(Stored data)
++++++
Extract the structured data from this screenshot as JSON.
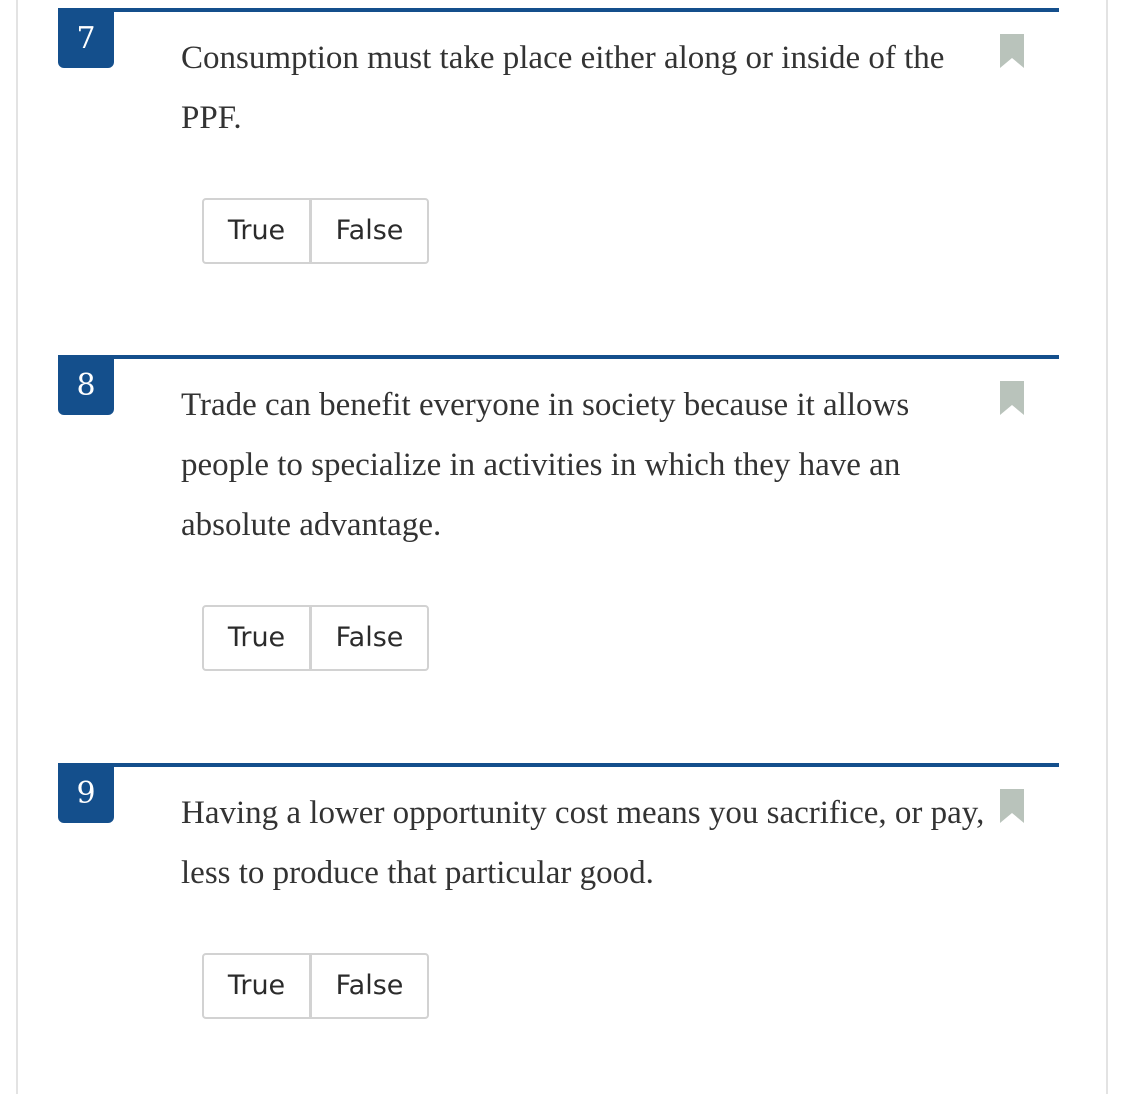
{
  "colors": {
    "accent": "#144f8c",
    "bookmark": "#b9c3bb",
    "button_border": "#d2d2d2",
    "text": "#333333"
  },
  "questions": [
    {
      "number": "7",
      "text": "Consumption must take place either along or inside of the PPF.",
      "options": {
        "true_label": "True",
        "false_label": "False"
      },
      "bookmark_icon": "bookmark-icon"
    },
    {
      "number": "8",
      "text": "Trade can benefit everyone in society because it allows people to specialize in activities in which they have an absolute advantage.",
      "options": {
        "true_label": "True",
        "false_label": "False"
      },
      "bookmark_icon": "bookmark-icon"
    },
    {
      "number": "9",
      "text": "Having a lower opportunity cost means you sacrifice, or pay, less to produce that particular good.",
      "options": {
        "true_label": "True",
        "false_label": "False"
      },
      "bookmark_icon": "bookmark-icon"
    }
  ]
}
++++++
**TASK REQUIREMENTS**
Reproduce the material word for word, minus the images.

**SOLUTION**
Extract the structured data from this screenshot as JSON.
{
  "colors": {
    "accent": "#144f8c",
    "bookmark": "#b9c3bb",
    "button_border": "#d2d2d2",
    "text": "#333333"
  },
  "questions": [
    {
      "number": "7",
      "text": "Consumption must take place either along or inside of the PPF.",
      "options": {
        "true_label": "True",
        "false_label": "False"
      },
      "bookmark_icon": "bookmark-icon"
    },
    {
      "number": "8",
      "text": "Trade can benefit everyone in society because it allows people to specialize in activities in which they have an absolute advantage.",
      "options": {
        "true_label": "True",
        "false_label": "False"
      },
      "bookmark_icon": "bookmark-icon"
    },
    {
      "number": "9",
      "text": "Having a lower opportunity cost means you sacrifice, or pay, less to produce that particular good.",
      "options": {
        "true_label": "True",
        "false_label": "False"
      },
      "bookmark_icon": "bookmark-icon"
    }
  ]
}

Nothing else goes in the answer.